Every entry here needs to be repeated exactly.

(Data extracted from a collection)

________

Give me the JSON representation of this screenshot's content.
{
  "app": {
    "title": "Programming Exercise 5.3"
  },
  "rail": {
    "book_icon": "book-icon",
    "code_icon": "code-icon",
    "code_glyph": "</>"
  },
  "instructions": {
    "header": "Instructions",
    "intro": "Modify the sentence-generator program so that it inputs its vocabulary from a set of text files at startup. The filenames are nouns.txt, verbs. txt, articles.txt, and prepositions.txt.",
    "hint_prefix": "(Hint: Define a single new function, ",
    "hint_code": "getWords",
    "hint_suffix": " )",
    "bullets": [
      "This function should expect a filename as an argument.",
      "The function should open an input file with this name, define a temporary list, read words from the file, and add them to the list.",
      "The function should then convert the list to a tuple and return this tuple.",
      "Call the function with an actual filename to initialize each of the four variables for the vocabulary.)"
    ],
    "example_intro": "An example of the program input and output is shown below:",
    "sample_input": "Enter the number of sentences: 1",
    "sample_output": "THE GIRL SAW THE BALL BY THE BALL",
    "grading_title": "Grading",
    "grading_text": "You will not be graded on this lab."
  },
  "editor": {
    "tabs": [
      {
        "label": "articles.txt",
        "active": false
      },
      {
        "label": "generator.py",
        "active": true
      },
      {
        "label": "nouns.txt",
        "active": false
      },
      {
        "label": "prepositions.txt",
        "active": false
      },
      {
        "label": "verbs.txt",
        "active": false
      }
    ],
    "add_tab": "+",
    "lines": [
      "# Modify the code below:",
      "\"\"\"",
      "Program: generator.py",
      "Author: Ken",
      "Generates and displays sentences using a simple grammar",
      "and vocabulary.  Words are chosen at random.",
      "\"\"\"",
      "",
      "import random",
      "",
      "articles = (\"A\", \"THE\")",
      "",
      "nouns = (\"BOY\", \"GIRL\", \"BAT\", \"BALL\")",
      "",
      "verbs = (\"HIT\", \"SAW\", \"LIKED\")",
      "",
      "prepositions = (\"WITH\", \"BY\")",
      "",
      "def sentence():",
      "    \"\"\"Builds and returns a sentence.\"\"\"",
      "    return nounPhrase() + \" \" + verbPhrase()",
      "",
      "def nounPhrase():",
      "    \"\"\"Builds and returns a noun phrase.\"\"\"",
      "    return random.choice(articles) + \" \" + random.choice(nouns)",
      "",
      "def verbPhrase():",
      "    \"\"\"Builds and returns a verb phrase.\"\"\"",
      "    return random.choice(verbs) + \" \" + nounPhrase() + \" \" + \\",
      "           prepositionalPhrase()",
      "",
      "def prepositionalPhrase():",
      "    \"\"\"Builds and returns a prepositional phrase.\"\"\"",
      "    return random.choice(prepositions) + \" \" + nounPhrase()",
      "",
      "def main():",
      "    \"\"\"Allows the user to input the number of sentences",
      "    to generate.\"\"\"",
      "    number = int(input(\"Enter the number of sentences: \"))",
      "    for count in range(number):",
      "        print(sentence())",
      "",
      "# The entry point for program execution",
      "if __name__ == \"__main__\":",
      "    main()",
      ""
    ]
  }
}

________

▶ _Correct response_:
Give me the JSON representation of this screenshot's content.
{
  "app": {
    "title": "Programming Exercise 5.3"
  },
  "rail": {
    "book_icon": "book-icon",
    "code_icon": "code-icon",
    "code_glyph": "</>"
  },
  "instructions": {
    "header": "Instructions",
    "intro": "Modify the sentence-generator program so that it inputs its vocabulary from a set of text files at startup. The filenames are nouns.txt, verbs. txt, articles.txt, and prepositions.txt.",
    "hint_prefix": "(Hint: Define a single new function, ",
    "hint_code": "getWords",
    "hint_suffix": " )",
    "bullets": [
      "This function should expect a filename as an argument.",
      "The function should open an input file with this name, define a temporary list, read words from the file, and add them to the list.",
      "The function should then convert the list to a tuple and return this tuple.",
      "Call the function with an actual filename to initialize each of the four variables for the vocabulary.)"
    ],
    "example_intro": "An example of the program input and output is shown below:",
    "sample_input": "Enter the number of sentences: 1",
    "sample_output": "THE GIRL SAW THE BALL BY THE BALL",
    "grading_title": "Grading",
    "grading_text": "You will not be graded on this lab."
  },
  "editor": {
    "tabs": [
      {
        "label": "articles.txt",
        "active": false
      },
      {
        "label": "generator.py",
        "active": true
      },
      {
        "label": "nouns.txt",
        "active": false
      },
      {
        "label": "prepositions.txt",
        "active": false
      },
      {
        "label": "verbs.txt",
        "active": false
      }
    ],
    "add_tab": "+",
    "lines": [
      "# Modify the code below:",
      "\"\"\"",
      "Program: generator.py",
      "Author: Ken",
      "Generates and displays sentences using a simple grammar",
      "and vocabulary.  Words are chosen at random.",
      "\"\"\"",
      "",
      "import random",
      "",
      "articles = (\"A\", \"THE\")",
      "",
      "nouns = (\"BOY\", \"GIRL\", \"BAT\", \"BALL\")",
      "",
      "verbs = (\"HIT\", \"SAW\", \"LIKED\")",
      "",
      "prepositions = (\"WITH\", \"BY\")",
      "",
      "def sentence():",
      "    \"\"\"Builds and returns a sentence.\"\"\"",
      "    return nounPhrase() + \" \" + verbPhrase()",
      "",
      "def nounPhrase():",
      "    \"\"\"Builds and returns a noun phrase.\"\"\"",
      "    return random.choice(articles) + \" \" + random.choice(nouns)",
      "",
      "def verbPhrase():",
      "    \"\"\"Builds and returns a verb phrase.\"\"\"",
      "    return random.choice(verbs) + \" \" + nounPhrase() + \" \" + \\",
      "           prepositionalPhrase()",
      "",
      "def prepositionalPhrase():",
      "    \"\"\"Builds and returns a prepositional phrase.\"\"\"",
      "    return random.choice(prepositions) + \" \" + nounPhrase()",
      "",
      "def main():",
      "    \"\"\"Allows the user to input the number of sentences",
      "    to generate.\"\"\"",
      "    number = int(input(\"Enter the number of sentences: \"))",
      "    for count in range(number):",
      "        print(sentence())",
      "",
      "# The entry point for program execution",
      "if __name__ == \"__main__\":",
      "    main()",
      ""
    ]
  }
}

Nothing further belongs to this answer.